— CHALLENGE 1 —
In the source text, which book did the writer pick up during the moment of literary estrangement?

— SOURCE TEXT —
Shortly after watching I Saw the tv Glow, I also considered my place in the literary world as a writer, as an artist who aims to produce timeless and essential literature. Was there a place for me if nothing I read was knocking me down, if I hadn’t been inspired by anything I’d read in a long while? I wondered if literature was no longer my medium. Perhaps my artistic life had been building to this moment, when I would abandon literature for . . . the movies? 

It was during this moment of literary estrangement that I picked up My Lesbian Novel by Renee Gladman. I should be honest at this juncture: I am in love with this book. I will attempt to objectively argue why I admire it so, why it has not only restored my faith in literature as an art form that can depict contemporary life in unexpected and innovative ways but has also provided me with a store of ideas for my own practice as a novelist. But objectivity is not my only goal. I also wish to convey why this book is so important to me.

— EXERCISE INPUTS —
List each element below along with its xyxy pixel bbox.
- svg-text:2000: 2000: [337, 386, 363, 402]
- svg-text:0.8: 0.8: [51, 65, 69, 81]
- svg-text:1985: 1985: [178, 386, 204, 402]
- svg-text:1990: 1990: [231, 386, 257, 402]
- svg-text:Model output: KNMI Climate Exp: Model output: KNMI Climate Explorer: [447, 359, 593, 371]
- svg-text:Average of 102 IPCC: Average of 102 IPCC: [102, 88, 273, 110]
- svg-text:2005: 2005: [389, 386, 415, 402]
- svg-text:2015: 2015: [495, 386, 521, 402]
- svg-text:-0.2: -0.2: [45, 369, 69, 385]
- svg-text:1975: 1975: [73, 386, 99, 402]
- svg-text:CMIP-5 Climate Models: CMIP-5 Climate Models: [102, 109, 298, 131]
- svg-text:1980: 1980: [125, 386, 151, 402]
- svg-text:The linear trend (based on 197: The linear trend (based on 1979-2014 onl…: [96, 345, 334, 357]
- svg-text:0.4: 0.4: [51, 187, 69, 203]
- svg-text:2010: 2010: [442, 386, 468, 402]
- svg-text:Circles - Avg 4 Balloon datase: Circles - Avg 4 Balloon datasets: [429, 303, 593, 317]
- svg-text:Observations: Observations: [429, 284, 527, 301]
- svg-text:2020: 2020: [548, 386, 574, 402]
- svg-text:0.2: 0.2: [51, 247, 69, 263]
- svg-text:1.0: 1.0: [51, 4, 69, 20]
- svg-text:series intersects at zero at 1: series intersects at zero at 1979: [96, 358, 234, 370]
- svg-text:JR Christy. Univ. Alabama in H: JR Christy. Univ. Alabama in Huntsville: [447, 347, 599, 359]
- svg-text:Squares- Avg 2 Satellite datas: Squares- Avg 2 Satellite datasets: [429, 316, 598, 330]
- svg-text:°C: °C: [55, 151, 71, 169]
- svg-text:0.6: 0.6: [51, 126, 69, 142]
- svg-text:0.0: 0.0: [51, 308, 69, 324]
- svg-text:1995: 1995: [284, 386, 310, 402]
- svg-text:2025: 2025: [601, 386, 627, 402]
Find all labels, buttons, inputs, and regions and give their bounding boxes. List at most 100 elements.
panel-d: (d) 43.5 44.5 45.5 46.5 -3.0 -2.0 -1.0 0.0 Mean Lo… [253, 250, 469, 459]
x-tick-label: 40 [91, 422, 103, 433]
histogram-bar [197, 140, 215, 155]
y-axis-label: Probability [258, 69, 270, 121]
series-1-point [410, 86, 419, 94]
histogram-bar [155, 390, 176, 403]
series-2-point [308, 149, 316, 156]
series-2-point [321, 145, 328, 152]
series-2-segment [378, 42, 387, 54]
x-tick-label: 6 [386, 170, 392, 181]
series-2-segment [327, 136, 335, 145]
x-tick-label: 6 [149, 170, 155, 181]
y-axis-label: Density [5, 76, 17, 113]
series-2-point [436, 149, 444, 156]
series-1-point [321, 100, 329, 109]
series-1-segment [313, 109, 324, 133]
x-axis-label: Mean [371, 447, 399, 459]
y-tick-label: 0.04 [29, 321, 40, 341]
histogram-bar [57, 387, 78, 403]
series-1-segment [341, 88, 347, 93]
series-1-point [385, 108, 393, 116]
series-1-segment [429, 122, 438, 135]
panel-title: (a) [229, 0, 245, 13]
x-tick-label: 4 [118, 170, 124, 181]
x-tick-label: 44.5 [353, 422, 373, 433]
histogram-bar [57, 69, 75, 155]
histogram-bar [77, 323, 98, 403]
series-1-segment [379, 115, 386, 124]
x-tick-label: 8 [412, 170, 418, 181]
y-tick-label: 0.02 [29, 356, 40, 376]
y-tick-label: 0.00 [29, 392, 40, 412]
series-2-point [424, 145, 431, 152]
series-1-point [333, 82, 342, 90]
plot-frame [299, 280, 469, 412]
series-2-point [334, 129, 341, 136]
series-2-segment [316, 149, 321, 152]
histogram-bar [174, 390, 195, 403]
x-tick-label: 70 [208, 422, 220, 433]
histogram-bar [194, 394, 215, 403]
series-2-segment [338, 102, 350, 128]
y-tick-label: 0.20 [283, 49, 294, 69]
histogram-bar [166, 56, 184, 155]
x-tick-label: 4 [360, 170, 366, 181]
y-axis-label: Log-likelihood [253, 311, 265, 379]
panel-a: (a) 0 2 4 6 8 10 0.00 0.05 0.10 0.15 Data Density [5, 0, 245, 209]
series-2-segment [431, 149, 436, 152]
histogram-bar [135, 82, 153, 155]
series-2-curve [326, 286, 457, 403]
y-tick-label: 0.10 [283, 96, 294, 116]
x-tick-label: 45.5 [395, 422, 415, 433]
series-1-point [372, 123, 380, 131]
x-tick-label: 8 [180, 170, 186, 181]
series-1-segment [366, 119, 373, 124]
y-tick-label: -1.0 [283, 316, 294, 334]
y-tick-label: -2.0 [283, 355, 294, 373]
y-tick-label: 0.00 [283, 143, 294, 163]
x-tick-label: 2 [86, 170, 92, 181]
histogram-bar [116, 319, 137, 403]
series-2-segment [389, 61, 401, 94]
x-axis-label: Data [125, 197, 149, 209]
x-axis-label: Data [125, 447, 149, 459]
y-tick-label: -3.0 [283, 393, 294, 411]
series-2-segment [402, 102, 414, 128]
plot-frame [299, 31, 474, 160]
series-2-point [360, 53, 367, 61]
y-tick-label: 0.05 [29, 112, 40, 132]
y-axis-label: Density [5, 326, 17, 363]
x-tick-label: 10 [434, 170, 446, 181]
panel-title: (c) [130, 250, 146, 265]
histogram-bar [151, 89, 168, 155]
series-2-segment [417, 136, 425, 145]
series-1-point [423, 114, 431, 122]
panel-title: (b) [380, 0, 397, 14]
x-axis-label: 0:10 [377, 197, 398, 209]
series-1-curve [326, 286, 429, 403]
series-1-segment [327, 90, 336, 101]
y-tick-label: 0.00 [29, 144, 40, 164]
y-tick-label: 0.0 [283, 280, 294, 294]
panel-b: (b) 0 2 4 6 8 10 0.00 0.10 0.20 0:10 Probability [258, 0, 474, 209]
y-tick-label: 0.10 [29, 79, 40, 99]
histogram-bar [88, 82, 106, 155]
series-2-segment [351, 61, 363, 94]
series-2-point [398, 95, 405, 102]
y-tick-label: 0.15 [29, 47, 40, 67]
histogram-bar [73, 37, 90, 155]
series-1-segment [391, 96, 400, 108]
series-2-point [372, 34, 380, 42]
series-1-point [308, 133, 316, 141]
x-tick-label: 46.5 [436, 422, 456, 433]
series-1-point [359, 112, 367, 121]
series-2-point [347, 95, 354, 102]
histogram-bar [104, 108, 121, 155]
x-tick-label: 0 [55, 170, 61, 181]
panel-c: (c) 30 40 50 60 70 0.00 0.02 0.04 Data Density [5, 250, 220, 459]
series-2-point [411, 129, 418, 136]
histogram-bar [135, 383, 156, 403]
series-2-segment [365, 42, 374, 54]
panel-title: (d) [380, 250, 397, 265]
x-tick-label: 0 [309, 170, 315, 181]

— CHALLENGE 2 —
Convert the entries, from their first line up to and including the line containing "- svg-text:Model output: KNMI", into a Markdown table with the columns No. and Line, one row per line, skipping blank lines.

— FINAL ANSWER 1 —
*My Lesbian Novel* by Renee Gladman.

— FINAL ANSWER 2 —
| No. | Line |
|---|---|
| 1 | List each element below along with its xyxy pixel bbox. |
| 2 | - svg-text:2000: 2000: [337, 386, 363, 402] |
| 3 | - svg-text:0.8: 0.8: [51, 65, 69, 81] |
| 4 | - svg-text:1985: 1985: [178, 386, 204, 402] |
| 5 | - svg-text:1990: 1990: [231, 386, 257, 402] |
| 6 | - svg-text:Model output: KNMI Climate Exp: Model output: KNMI Climate Explorer: [447, 359, 593, 371] |